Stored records
>>>>
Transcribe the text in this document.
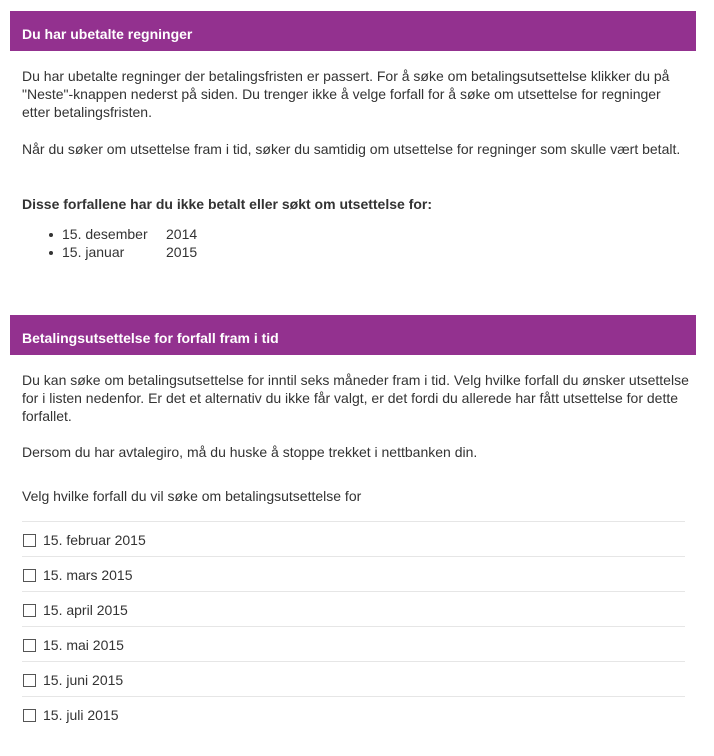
Du har ubetalte regninger

Du har ubetalte regninger der betalingsfristen er passert. For å søke om betalingsutsettelse klikker du på "Neste"-knappen nederst på siden. Du trenger ikke å velge forfall for å søke om utsettelse for regninger etter betalingsfristen.

Når du søker om utsettelse fram i tid, søker du samtidig om utsettelse for regninger som skulle vært betalt.

Disse forfallene har du ikke betalt eller søkt om utsettelse for:

15. desember 2014
15. januar	2015
Betalingsutsettelse for forfall fram i tid

Du kan søke om betalingsutsettelse for inntil seks måneder fram i tid. Velg hvilke forfall du ønsker utsettelse for i listen nedenfor. Er det et alternativ du ikke får valgt, er det fordi du allerede har fått utsettelse for dette forfallet.

Dersom du har avtalegiro, må du huske å stoppe trekket i nettbanken din.

Velg hvilke forfall du vil søke om betalingsutsettelse for

15. februar 2015
15. mars 2015
15. april 2015
15. mai 2015
15. juni 2015
15. juli 2015
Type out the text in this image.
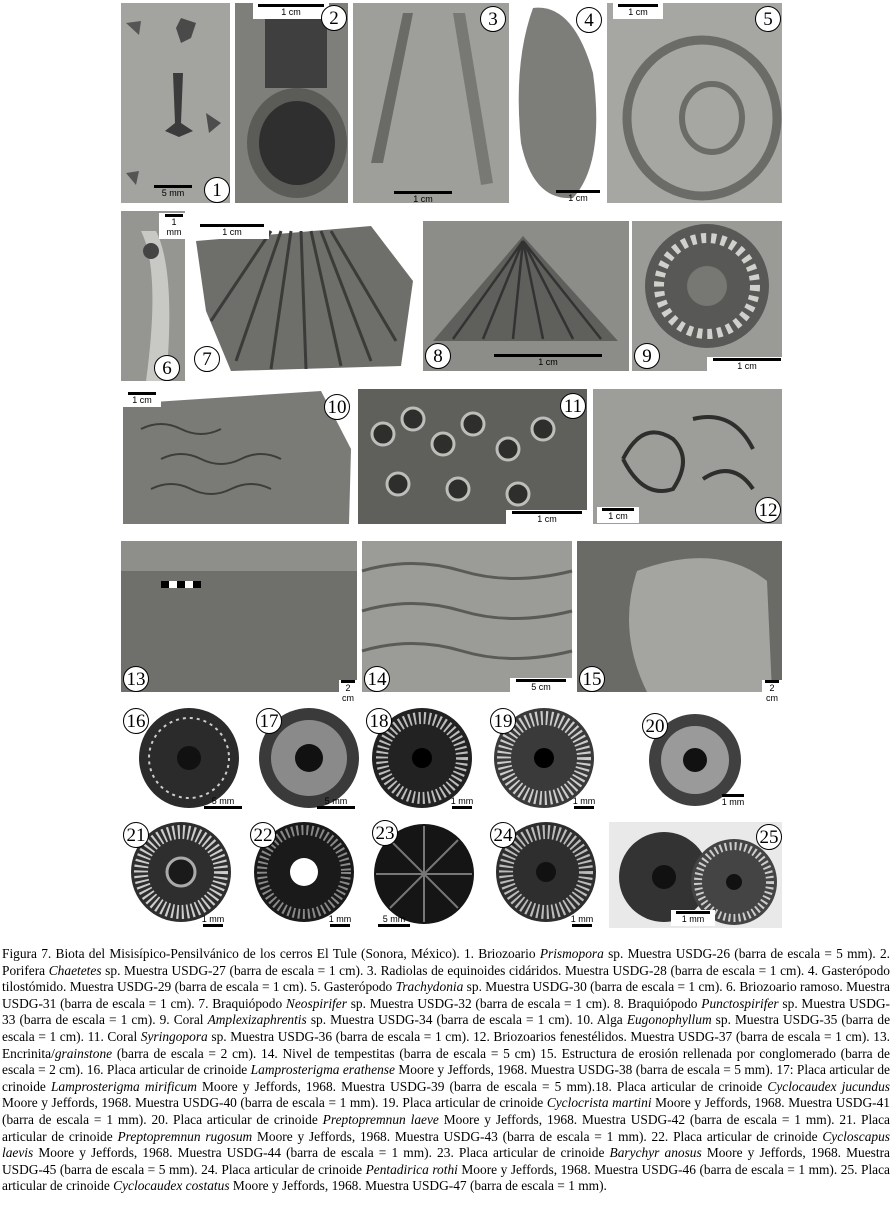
5 mm	1
1 cm	2
1 cm
3
1 cm
4	1 cm	5
1 mm
6
1 cm
7	1 cm
8	1 cm
9
1 cm	10
1 cm
11
1 cm	12
2 cm
13	5 cm
14	2 cm
15
5 mm
16
5 mm
17
1 mm
18
1 mm
19
1 mm
20
1 mm
21
1 mm
22
5 mm
23
1 mm
24
1 mm
25
Figura 7. Biota del Misisípico-Pensilvánico de los cerros El Tule (Sonora, México). 1. Briozoario Prismopora sp. Muestra USDG-26 (barra de escala = 5 mm). 2. Porifera Chaetetes sp. Muestra USDG-27 (barra de escala = 1 cm). 3. Radiolas de equinoides cidáridos. Muestra USDG-28 (barra de escala = 1 cm). 4. Gasterópodo tilostómido. Muestra USDG-29 (barra de escala = 1 cm). 5. Gasterópodo Trachydonia sp. Muestra USDG-30 (barra de escala = 1 cm). 6. Briozoario ramoso. Muestra USDG-31 (barra de escala = 1 cm). 7. Braquiópodo Neospirifer sp. Muestra USDG-32 (barra de escala = 1 cm). 8. Braquiópodo Punctospirifer sp. Muestra USDG-33 (barra de escala = 1 cm). 9. Coral Amplexizaphrentis sp. Muestra USDG-34 (barra de escala = 1 cm). 10. Alga Eugonophyllum sp. Muestra USDG-35 (barra de escala = 1 cm). 11. Coral Syringopora sp. Muestra USDG-36 (barra de escala = 1 cm). 12. Briozoarios fenestélidos. Muestra USDG-37 (barra de escala = 1 cm). 13. Encrinita/grainstone (barra de escala = 2 cm). 14. Nivel de tempestitas (barra de escala = 5 cm) 15. Estructura de erosión rellenada por conglomerado (barra de escala = 2 cm). 16. Placa articular de crinoide Lamprosterigma erathense Moore y Jeffords, 1968. Muestra USDG-38 (barra de escala = 5 mm). 17: Placa articular de crinoide Lamprosterigma mirificum Moore y Jeffords, 1968. Muestra USDG-39 (barra de escala = 5 mm).18. Placa articular de crinoide Cyclocaudex jucundus Moore y Jeffords, 1968. Muestra USDG-40 (barra de escala = 1 mm). 19. Placa articular de crinoide Cyclocrista martini Moore y Jeffords, 1968. Muestra USDG-41 (barra de escala = 1 mm). 20. Placa articular de crinoide Preptopremnun laeve Moore y Jeffords, 1968. Muestra USDG-42 (barra de escala = 1 mm). 21. Placa articular de crinoide Preptopremnun rugosum Moore y Jeffords, 1968. Muestra USDG-43 (barra de escala = 1 mm). 22. Placa articular de crinoide Cycloscapus laevis Moore y Jeffords, 1968. Muestra USDG-44 (barra de escala = 1 mm). 23. Placa articular de crinoide Barychyr anosus Moore y Jeffords, 1968. Muestra USDG-45 (barra de escala = 5 mm). 24. Placa articular de crinoide Pentadirica rothi Moore y Jeffords, 1968. Muestra USDG-46 (barra de escala = 1 mm). 25. Placa articular de crinoide Cyclocaudex costatus Moore y Jeffords, 1968. Muestra USDG-47 (barra de escala = 1 mm).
<<<<
## Exercise
Search the entries for the word "text" and pick out every line that holds it.

## Answer for the task
Transcribe the text in this document.
Type out the text in this image.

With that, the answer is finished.